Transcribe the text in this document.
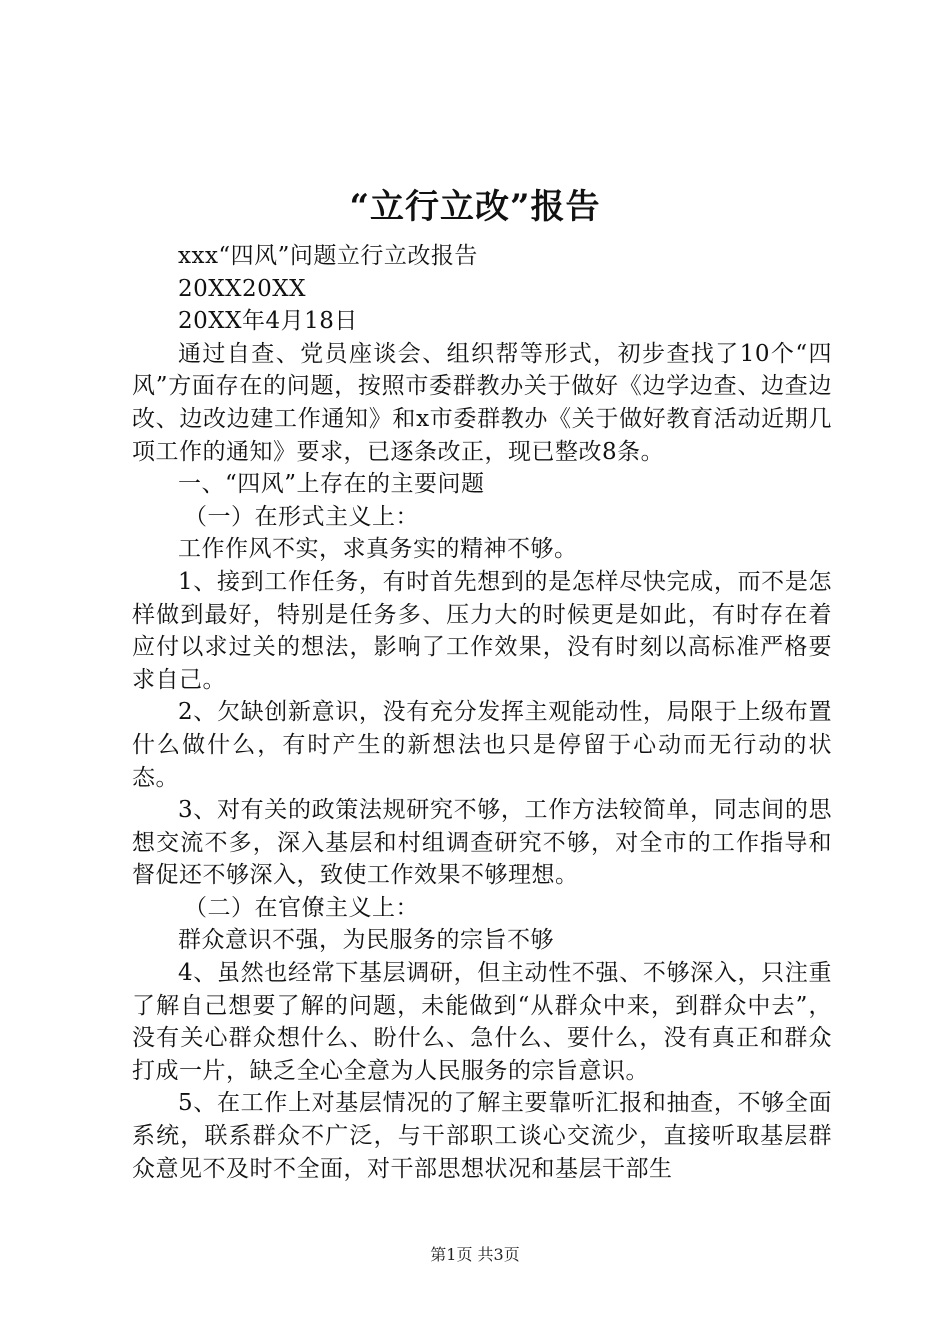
“立行立改”报告

xxx“四风”问题立行立改报告

20XX20XX

20XX年4月18日

通过自查、党员座谈会、组织帮等形式，初步查找了10个“四风”方面存在的问题，按照市委群教办关于做好《边学边查、边查边改、边改边建工作通知》和x市委群教办《关于做好教育活动近期几项工作的通知》要求，已逐条改正，现已整改8条。

一、“四风”上存在的主要问题

（一）在形式主义上：

工作作风不实，求真务实的精神不够。

1、接到工作任务，有时首先想到的是怎样尽快完成，而不是怎样做到最好，特别是任务多、压力大的时候更是如此，有时存在着应付以求过关的想法，影响了工作效果，没有时刻以高标准严格要求自己。

2、欠缺创新意识，没有充分发挥主观能动性，局限于上级布置什么做什么，有时产生的新想法也只是停留于心动而无行动的状态。

3、对有关的政策法规研究不够，工作方法较简单，同志间的思想交流不多，深入基层和村组调查研究不够，对全市的工作指导和督促还不够深入，致使工作效果不够理想。

（二）在官僚主义上：

群众意识不强，为民服务的宗旨不够

4、虽然也经常下基层调研，但主动性不强、不够深入，只注重了解自己想要了解的问题，未能做到“从群众中来，到群众中去”，没有关心群众想什么、盼什么、急什么、要什么，没有真正和群众打成一片，缺乏全心全意为人民服务的宗旨意识。

5、在工作上对基层情况的了解主要靠听汇报和抽查，不够全面系统，联系群众不广泛，与干部职工谈心交流少，直接听取基层群众意见不及时不全面，对干部思想状况和基层干部生

第1页 共3页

▸ **What to produce**
Give an exact reproduction of every line, leaving out any picture.

▸ **Reply to the exercise**
Transcribe the text in this document.
“立行立改”报告

xxx“四风”问题立行立改报告

20XX20XX

20XX年4月18日

通过自查、党员座谈会、组织帮等形式，初步查找了10个“四风”方面存在的问题，按照市委群教办关于做好《边学边查、边查边改、边改边建工作通知》和x市委群教办《关于做好教育活动近期几项工作的通知》要求，已逐条改正，现已整改8条。

一、“四风”上存在的主要问题

（一）在形式主义上：

工作作风不实，求真务实的精神不够。

1、接到工作任务，有时首先想到的是怎样尽快完成，而不是怎样做到最好，特别是任务多、压力大的时候更是如此，有时存在着应付以求过关的想法，影响了工作效果，没有时刻以高标准严格要求自己。

2、欠缺创新意识，没有充分发挥主观能动性，局限于上级布置什么做什么，有时产生的新想法也只是停留于心动而无行动的状态。

3、对有关的政策法规研究不够，工作方法较简单，同志间的思想交流不多，深入基层和村组调查研究不够，对全市的工作指导和督促还不够深入，致使工作效果不够理想。

（二）在官僚主义上：

群众意识不强，为民服务的宗旨不够

4、虽然也经常下基层调研，但主动性不强、不够深入，只注重了解自己想要了解的问题，未能做到“从群众中来，到群众中去”，没有关心群众想什么、盼什么、急什么、要什么，没有真正和群众打成一片，缺乏全心全意为人民服务的宗旨意识。

5、在工作上对基层情况的了解主要靠听汇报和抽查，不够全面系统，联系群众不广泛，与干部职工谈心交流少，直接听取基层群众意见不及时不全面，对干部思想状况和基层干部生

第1页 共3页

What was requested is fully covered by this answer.